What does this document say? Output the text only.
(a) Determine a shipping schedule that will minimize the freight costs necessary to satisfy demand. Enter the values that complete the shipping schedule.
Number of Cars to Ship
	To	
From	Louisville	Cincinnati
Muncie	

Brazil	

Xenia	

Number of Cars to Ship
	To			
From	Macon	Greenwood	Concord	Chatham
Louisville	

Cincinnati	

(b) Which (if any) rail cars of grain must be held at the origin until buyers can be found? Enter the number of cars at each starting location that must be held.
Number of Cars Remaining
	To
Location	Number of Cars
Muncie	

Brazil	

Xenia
==
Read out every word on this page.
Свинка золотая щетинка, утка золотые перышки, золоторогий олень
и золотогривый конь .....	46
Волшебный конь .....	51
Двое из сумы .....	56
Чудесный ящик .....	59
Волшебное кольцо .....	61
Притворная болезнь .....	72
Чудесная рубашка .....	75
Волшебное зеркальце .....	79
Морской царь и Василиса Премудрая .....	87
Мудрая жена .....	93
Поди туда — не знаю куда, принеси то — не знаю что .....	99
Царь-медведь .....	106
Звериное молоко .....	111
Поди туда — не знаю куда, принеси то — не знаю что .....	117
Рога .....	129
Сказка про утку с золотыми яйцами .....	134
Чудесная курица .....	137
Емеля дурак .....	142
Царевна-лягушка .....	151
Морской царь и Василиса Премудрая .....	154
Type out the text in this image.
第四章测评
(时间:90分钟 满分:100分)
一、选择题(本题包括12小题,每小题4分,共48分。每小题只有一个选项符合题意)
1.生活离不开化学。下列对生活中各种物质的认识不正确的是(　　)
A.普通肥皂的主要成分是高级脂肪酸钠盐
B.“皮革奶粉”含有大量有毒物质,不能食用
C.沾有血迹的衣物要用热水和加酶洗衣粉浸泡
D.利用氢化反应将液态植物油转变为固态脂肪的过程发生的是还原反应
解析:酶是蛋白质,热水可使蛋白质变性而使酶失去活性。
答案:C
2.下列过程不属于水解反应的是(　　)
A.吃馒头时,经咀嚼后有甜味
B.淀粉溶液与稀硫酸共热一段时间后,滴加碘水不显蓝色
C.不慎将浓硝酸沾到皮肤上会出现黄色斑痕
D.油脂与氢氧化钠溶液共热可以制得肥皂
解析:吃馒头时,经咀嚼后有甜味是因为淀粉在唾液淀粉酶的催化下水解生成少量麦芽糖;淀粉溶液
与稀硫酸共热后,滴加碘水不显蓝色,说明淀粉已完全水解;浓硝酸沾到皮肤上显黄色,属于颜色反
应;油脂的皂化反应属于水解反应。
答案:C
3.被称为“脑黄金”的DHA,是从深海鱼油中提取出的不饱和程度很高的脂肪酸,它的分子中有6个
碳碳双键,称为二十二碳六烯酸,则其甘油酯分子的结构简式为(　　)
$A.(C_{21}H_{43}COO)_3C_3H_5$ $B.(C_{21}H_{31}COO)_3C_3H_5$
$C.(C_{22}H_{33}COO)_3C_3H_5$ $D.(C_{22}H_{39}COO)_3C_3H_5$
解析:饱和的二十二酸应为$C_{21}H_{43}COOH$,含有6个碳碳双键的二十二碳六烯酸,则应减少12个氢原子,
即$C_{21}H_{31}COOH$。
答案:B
==
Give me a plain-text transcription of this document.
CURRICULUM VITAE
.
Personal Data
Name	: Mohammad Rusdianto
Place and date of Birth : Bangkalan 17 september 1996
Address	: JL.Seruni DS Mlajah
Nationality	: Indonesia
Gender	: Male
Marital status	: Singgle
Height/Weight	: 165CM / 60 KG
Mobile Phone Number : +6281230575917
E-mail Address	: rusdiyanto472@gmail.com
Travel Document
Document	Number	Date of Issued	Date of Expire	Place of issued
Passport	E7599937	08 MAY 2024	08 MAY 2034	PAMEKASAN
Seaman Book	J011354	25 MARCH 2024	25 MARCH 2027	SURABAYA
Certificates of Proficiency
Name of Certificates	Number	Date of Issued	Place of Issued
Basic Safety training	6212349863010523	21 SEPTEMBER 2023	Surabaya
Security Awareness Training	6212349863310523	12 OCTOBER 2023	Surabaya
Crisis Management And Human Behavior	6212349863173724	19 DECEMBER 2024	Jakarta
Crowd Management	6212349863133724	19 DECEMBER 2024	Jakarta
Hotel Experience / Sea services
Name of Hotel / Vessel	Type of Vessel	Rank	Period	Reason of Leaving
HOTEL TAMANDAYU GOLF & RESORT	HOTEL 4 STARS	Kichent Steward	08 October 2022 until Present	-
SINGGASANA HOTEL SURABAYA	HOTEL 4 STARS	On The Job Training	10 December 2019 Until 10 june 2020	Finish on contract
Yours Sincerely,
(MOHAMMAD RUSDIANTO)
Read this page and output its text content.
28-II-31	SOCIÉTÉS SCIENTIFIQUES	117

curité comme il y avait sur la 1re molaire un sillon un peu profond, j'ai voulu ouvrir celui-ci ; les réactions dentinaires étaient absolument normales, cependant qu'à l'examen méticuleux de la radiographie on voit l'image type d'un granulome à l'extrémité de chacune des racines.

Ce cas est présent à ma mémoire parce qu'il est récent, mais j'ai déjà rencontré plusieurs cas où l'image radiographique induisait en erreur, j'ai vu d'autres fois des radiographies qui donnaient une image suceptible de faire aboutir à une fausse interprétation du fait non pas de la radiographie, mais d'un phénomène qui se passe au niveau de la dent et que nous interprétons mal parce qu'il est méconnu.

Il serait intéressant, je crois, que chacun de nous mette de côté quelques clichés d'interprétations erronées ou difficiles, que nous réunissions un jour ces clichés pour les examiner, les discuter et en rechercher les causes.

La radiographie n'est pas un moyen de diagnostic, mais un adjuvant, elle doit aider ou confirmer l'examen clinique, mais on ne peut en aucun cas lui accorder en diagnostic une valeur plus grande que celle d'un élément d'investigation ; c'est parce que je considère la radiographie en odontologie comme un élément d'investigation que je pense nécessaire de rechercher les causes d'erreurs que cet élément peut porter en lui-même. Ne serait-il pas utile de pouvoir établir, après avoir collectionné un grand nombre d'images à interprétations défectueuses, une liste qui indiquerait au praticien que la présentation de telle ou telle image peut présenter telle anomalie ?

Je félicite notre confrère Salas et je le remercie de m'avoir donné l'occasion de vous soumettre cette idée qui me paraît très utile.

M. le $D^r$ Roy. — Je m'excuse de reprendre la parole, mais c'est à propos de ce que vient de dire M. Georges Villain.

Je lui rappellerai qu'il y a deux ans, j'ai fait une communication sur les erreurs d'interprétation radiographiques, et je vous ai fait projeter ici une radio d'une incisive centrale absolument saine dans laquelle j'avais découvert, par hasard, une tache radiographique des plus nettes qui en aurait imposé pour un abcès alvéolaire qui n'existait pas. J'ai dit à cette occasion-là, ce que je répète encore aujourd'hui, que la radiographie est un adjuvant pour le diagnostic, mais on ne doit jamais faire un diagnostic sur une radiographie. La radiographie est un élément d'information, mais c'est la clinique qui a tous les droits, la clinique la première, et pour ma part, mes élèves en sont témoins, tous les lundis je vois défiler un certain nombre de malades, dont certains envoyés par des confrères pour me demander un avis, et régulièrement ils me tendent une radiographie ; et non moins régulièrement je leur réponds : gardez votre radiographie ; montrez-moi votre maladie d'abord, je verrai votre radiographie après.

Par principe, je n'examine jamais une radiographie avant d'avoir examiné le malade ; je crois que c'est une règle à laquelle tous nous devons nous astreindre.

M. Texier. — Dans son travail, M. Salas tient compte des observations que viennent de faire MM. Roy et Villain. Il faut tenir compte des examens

• _GIVEN REQUEST_: Tell how many lines in the material above include the word "принеси", giving the number only.

• _SOLUTION FOR THIS PROBLEM_: 2